» **INSTRUCTIONS TO FOLLOW**: Gather every line from the entries below that includes "Index".

» **MATERIAL FOR THE TASK**:

>>>

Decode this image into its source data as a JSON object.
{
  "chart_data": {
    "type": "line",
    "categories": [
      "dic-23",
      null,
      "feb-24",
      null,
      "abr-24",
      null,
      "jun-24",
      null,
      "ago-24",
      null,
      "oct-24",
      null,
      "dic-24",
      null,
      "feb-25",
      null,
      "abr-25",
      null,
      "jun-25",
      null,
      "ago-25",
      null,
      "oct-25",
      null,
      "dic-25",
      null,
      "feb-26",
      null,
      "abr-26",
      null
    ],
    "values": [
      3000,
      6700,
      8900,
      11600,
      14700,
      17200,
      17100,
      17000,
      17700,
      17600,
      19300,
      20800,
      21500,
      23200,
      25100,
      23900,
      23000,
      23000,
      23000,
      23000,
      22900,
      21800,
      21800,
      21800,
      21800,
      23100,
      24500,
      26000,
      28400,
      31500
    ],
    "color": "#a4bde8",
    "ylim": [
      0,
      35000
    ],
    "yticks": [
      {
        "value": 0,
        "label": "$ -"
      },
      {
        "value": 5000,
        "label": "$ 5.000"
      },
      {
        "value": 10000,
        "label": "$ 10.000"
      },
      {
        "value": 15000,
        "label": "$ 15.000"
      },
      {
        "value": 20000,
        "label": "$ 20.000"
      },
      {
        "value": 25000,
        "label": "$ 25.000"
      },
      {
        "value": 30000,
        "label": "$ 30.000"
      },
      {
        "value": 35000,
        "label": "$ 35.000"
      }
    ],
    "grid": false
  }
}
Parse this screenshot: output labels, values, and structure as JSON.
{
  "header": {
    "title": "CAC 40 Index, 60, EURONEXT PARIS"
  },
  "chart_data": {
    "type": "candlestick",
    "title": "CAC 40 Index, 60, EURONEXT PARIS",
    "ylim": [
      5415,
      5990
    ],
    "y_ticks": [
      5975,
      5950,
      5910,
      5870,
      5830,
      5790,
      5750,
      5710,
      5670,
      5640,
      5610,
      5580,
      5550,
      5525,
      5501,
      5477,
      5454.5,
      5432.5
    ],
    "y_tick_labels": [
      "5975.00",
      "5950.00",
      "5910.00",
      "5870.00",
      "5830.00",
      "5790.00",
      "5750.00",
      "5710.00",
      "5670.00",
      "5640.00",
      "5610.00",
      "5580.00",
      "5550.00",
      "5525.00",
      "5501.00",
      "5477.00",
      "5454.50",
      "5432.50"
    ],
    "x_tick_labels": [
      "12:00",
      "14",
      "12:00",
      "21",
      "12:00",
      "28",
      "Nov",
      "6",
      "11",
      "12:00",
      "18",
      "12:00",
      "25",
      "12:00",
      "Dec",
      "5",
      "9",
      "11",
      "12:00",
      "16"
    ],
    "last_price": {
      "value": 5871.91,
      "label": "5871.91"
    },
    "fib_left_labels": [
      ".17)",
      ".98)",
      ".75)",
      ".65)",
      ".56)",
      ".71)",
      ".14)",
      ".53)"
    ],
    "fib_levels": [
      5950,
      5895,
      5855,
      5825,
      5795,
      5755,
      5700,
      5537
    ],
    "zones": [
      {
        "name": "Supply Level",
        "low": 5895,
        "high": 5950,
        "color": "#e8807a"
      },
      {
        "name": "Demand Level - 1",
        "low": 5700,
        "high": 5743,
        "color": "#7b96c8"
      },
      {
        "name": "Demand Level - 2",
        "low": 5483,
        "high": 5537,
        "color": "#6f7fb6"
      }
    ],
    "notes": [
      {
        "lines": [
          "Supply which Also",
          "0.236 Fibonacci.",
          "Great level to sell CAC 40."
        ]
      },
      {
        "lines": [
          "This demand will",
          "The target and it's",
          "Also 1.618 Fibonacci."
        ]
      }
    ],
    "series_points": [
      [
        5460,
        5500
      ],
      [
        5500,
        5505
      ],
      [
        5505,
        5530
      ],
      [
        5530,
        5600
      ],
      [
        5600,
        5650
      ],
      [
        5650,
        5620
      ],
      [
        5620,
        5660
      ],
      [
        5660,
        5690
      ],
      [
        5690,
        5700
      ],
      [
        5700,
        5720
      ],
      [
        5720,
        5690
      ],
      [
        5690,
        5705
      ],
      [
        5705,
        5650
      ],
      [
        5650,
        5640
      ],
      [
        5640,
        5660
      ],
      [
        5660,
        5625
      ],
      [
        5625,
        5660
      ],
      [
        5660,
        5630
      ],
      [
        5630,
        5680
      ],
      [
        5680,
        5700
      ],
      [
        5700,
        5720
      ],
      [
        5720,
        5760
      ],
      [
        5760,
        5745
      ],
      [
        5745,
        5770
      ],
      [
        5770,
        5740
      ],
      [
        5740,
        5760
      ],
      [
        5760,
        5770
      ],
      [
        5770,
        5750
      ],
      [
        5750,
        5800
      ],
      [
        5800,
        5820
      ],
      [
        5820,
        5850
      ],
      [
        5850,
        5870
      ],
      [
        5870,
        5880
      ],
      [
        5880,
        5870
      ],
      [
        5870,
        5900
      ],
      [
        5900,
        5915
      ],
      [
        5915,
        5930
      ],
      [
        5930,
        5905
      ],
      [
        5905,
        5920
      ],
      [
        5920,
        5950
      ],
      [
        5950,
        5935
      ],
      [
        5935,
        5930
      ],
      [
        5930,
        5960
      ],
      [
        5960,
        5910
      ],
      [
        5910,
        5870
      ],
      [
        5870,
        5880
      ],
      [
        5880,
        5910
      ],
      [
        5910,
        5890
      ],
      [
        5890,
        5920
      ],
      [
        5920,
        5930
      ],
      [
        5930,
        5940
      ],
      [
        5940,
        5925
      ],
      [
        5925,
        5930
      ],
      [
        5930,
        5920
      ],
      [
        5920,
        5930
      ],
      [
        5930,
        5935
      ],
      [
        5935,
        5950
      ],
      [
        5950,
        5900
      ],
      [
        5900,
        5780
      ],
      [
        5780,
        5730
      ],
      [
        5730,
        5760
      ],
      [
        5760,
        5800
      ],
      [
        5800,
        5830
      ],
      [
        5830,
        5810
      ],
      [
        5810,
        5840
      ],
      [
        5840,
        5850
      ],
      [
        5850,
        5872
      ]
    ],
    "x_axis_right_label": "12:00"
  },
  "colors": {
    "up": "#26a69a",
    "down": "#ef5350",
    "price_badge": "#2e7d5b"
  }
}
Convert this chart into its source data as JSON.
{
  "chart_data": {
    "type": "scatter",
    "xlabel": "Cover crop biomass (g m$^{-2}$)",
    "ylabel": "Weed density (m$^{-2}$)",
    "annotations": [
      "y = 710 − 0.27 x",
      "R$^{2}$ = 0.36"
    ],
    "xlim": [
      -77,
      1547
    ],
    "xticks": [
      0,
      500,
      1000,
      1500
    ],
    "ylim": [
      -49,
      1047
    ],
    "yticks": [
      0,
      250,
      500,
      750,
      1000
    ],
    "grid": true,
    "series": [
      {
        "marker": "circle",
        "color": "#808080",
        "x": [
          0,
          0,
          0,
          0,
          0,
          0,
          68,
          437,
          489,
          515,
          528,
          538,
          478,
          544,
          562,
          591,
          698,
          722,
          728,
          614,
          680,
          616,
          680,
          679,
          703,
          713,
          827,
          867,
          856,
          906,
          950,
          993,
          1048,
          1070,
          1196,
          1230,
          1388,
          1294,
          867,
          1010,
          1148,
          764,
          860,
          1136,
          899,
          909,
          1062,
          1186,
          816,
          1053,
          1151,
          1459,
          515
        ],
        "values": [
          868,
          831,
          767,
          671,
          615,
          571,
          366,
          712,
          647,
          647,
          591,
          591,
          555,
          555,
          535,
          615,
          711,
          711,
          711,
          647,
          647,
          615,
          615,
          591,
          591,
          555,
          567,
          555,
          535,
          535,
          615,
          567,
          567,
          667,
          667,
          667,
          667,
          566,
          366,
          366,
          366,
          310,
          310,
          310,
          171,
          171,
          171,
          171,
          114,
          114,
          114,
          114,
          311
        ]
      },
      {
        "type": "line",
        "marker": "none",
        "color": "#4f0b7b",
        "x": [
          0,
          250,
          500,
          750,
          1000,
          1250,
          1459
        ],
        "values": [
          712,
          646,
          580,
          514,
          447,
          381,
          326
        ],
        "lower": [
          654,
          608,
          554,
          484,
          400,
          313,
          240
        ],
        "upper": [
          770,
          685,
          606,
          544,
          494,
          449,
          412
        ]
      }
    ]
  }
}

<<<

» **ANSWER TO THE TASK**:
    "title": "CAC 40 Index, 60, EURONEXT PARIS"
    "title": "CAC 40 Index, 60, EURONEXT PARIS",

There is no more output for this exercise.